## begin EXERCISE MATERIAL

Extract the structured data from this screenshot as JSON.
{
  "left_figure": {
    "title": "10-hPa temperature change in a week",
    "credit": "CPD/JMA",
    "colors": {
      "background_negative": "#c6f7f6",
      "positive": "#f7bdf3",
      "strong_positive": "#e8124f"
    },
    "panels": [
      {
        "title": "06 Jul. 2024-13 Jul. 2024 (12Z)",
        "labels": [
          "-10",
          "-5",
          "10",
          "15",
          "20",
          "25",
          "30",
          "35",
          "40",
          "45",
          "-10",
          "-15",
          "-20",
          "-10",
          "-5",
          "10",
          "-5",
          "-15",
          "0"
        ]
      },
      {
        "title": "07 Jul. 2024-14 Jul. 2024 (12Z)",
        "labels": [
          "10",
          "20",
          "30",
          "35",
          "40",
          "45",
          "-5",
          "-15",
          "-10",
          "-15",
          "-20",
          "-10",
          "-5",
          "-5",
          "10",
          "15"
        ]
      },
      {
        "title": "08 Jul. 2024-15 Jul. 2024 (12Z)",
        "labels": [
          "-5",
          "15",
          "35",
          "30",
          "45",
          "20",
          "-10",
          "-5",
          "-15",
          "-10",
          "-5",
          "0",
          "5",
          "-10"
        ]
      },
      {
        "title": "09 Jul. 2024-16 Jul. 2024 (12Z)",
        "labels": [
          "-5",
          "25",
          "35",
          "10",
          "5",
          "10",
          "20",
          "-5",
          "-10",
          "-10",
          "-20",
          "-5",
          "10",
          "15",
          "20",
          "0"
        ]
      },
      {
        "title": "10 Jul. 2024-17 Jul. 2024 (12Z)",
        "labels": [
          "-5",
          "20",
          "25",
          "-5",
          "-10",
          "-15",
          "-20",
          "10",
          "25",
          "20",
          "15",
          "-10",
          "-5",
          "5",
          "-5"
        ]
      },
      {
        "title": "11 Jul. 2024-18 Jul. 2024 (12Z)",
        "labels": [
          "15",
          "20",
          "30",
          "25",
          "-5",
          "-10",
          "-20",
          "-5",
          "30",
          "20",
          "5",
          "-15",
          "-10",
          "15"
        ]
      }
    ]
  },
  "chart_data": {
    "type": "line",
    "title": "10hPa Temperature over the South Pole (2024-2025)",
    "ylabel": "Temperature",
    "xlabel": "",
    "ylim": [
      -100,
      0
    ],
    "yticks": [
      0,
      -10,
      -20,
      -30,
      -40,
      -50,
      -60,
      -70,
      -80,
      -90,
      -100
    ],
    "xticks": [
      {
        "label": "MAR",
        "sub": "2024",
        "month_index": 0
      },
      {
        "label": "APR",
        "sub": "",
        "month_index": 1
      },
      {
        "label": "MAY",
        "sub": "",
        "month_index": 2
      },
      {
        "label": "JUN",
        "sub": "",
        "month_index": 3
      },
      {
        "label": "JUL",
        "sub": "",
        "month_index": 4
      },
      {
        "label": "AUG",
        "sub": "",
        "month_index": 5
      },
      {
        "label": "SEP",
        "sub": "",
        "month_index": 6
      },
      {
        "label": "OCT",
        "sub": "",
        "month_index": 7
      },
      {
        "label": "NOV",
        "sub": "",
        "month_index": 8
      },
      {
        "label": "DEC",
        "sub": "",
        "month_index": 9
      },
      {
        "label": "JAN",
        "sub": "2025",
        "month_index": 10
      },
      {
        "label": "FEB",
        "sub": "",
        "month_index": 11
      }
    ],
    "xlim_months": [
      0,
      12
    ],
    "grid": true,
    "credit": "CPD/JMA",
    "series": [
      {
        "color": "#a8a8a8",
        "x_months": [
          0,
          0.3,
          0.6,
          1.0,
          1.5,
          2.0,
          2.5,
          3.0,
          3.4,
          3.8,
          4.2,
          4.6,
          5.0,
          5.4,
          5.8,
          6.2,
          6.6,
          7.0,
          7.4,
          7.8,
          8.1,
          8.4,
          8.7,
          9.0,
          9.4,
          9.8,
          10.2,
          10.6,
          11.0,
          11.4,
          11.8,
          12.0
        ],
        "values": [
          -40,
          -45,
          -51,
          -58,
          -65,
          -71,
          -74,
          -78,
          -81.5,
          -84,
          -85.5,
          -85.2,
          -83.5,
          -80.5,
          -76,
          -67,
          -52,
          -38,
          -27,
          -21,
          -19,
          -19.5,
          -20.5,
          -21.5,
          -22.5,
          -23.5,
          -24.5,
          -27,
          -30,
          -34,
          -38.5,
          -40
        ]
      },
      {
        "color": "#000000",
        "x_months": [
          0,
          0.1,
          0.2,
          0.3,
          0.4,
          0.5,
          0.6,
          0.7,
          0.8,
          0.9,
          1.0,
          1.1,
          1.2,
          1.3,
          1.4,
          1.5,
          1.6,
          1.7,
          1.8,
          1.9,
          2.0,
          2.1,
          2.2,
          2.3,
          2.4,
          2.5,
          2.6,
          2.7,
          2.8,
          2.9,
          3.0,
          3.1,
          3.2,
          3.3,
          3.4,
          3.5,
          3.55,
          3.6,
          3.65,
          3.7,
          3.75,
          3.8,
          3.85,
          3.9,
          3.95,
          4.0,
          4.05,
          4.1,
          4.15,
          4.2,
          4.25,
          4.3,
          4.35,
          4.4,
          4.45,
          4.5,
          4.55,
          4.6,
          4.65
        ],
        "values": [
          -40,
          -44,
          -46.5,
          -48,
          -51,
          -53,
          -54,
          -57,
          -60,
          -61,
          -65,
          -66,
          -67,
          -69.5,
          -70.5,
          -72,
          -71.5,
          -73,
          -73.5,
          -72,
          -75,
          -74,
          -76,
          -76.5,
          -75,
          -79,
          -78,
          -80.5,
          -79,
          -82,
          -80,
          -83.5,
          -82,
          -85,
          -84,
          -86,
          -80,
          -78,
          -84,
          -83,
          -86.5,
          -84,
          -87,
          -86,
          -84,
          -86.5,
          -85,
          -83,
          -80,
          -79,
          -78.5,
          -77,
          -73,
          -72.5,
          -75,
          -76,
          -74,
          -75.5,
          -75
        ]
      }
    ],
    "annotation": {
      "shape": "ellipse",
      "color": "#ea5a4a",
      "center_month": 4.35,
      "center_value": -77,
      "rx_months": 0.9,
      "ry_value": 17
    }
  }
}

## end EXERCISE MATERIAL

### EXERCISE
Your task is to output the full set of records exactly as presented.

### THE REPLY
Extract the structured data from this screenshot as JSON.
{
  "left_figure": {
    "title": "10-hPa temperature change in a week",
    "credit": "CPD/JMA",
    "colors": {
      "background_negative": "#c6f7f6",
      "positive": "#f7bdf3",
      "strong_positive": "#e8124f"
    },
    "panels": [
      {
        "title": "06 Jul. 2024-13 Jul. 2024 (12Z)",
        "labels": [
          "-10",
          "-5",
          "10",
          "15",
          "20",
          "25",
          "30",
          "35",
          "40",
          "45",
          "-10",
          "-15",
          "-20",
          "-10",
          "-5",
          "10",
          "-5",
          "-15",
          "0"
        ]
      },
      {
        "title": "07 Jul. 2024-14 Jul. 2024 (12Z)",
        "labels": [
          "10",
          "20",
          "30",
          "35",
          "40",
          "45",
          "-5",
          "-15",
          "-10",
          "-15",
          "-20",
          "-10",
          "-5",
          "-5",
          "10",
          "15"
        ]
      },
      {
        "title": "08 Jul. 2024-15 Jul. 2024 (12Z)",
        "labels": [
          "-5",
          "15",
          "35",
          "30",
          "45",
          "20",
          "-10",
          "-5",
          "-15",
          "-10",
          "-5",
          "0",
          "5",
          "-10"
        ]
      },
      {
        "title": "09 Jul. 2024-16 Jul. 2024 (12Z)",
        "labels": [
          "-5",
          "25",
          "35",
          "10",
          "5",
          "10",
          "20",
          "-5",
          "-10",
          "-10",
          "-20",
          "-5",
          "10",
          "15",
          "20",
          "0"
        ]
      },
      {
        "title": "10 Jul. 2024-17 Jul. 2024 (12Z)",
        "labels": [
          "-5",
          "20",
          "25",
          "-5",
          "-10",
          "-15",
          "-20",
          "10",
          "25",
          "20",
          "15",
          "-10",
          "-5",
          "5",
          "-5"
        ]
      },
      {
        "title": "11 Jul. 2024-18 Jul. 2024 (12Z)",
        "labels": [
          "15",
          "20",
          "30",
          "25",
          "-5",
          "-10",
          "-20",
          "-5",
          "30",
          "20",
          "5",
          "-15",
          "-10",
          "15"
        ]
      }
    ]
  },
  "chart_data": {
    "type": "line",
    "title": "10hPa Temperature over the South Pole (2024-2025)",
    "ylabel": "Temperature",
    "xlabel": "",
    "ylim": [
      -100,
      0
    ],
    "yticks": [
      0,
      -10,
      -20,
      -30,
      -40,
      -50,
      -60,
      -70,
      -80,
      -90,
      -100
    ],
    "xticks": [
      {
        "label": "MAR",
        "sub": "2024",
        "month_index": 0
      },
      {
        "label": "APR",
        "sub": "",
        "month_index": 1
      },
      {
        "label": "MAY",
        "sub": "",
        "month_index": 2
      },
      {
        "label": "JUN",
        "sub": "",
        "month_index": 3
      },
      {
        "label": "JUL",
        "sub": "",
        "month_index": 4
      },
      {
        "label": "AUG",
        "sub": "",
        "month_index": 5
      },
      {
        "label": "SEP",
        "sub": "",
        "month_index": 6
      },
      {
        "label": "OCT",
        "sub": "",
        "month_index": 7
      },
      {
        "label": "NOV",
        "sub": "",
        "month_index": 8
      },
      {
        "label": "DEC",
        "sub": "",
        "month_index": 9
      },
      {
        "label": "JAN",
        "sub": "2025",
        "month_index": 10
      },
      {
        "label": "FEB",
        "sub": "",
        "month_index": 11
      }
    ],
    "xlim_months": [
      0,
      12
    ],
    "grid": true,
    "credit": "CPD/JMA",
    "series": [
      {
        "color": "#a8a8a8",
        "x_months": [
          0,
          0.3,
          0.6,
          1.0,
          1.5,
          2.0,
          2.5,
          3.0,
          3.4,
          3.8,
          4.2,
          4.6,
          5.0,
          5.4,
          5.8,
          6.2,
          6.6,
          7.0,
          7.4,
          7.8,
          8.1,
          8.4,
          8.7,
          9.0,
          9.4,
          9.8,
          10.2,
          10.6,
          11.0,
          11.4,
          11.8,
          12.0
        ],
        "values": [
          -40,
          -45,
          -51,
          -58,
          -65,
          -71,
          -74,
          -78,
          -81.5,
          -84,
          -85.5,
          -85.2,
          -83.5,
          -80.5,
          -76,
          -67,
          -52,
          -38,
          -27,
          -21,
          -19,
          -19.5,
          -20.5,
          -21.5,
          -22.5,
          -23.5,
          -24.5,
          -27,
          -30,
          -34,
          -38.5,
          -40
        ]
      },
      {
        "color": "#000000",
        "x_months": [
          0,
          0.1,
          0.2,
          0.3,
          0.4,
          0.5,
          0.6,
          0.7,
          0.8,
          0.9,
          1.0,
          1.1,
          1.2,
          1.3,
          1.4,
          1.5,
          1.6,
          1.7,
          1.8,
          1.9,
          2.0,
          2.1,
          2.2,
          2.3,
          2.4,
          2.5,
          2.6,
          2.7,
          2.8,
          2.9,
          3.0,
          3.1,
          3.2,
          3.3,
          3.4,
          3.5,
          3.55,
          3.6,
          3.65,
          3.7,
          3.75,
          3.8,
          3.85,
          3.9,
          3.95,
          4.0,
          4.05,
          4.1,
          4.15,
          4.2,
          4.25,
          4.3,
          4.35,
          4.4,
          4.45,
          4.5,
          4.55,
          4.6,
          4.65
        ],
        "values": [
          -40,
          -44,
          -46.5,
          -48,
          -51,
          -53,
          -54,
          -57,
          -60,
          -61,
          -65,
          -66,
          -67,
          -69.5,
          -70.5,
          -72,
          -71.5,
          -73,
          -73.5,
          -72,
          -75,
          -74,
          -76,
          -76.5,
          -75,
          -79,
          -78,
          -80.5,
          -79,
          -82,
          -80,
          -83.5,
          -82,
          -85,
          -84,
          -86,
          -80,
          -78,
          -84,
          -83,
          -86.5,
          -84,
          -87,
          -86,
          -84,
          -86.5,
          -85,
          -83,
          -80,
          -79,
          -78.5,
          -77,
          -73,
          -72.5,
          -75,
          -76,
          -74,
          -75.5,
          -75
        ]
      }
    ],
    "annotation": {
      "shape": "ellipse",
      "color": "#ea5a4a",
      "center_month": 4.35,
      "center_value": -77,
      "rx_months": 0.9,
      "ry_value": 17
    }
  }
}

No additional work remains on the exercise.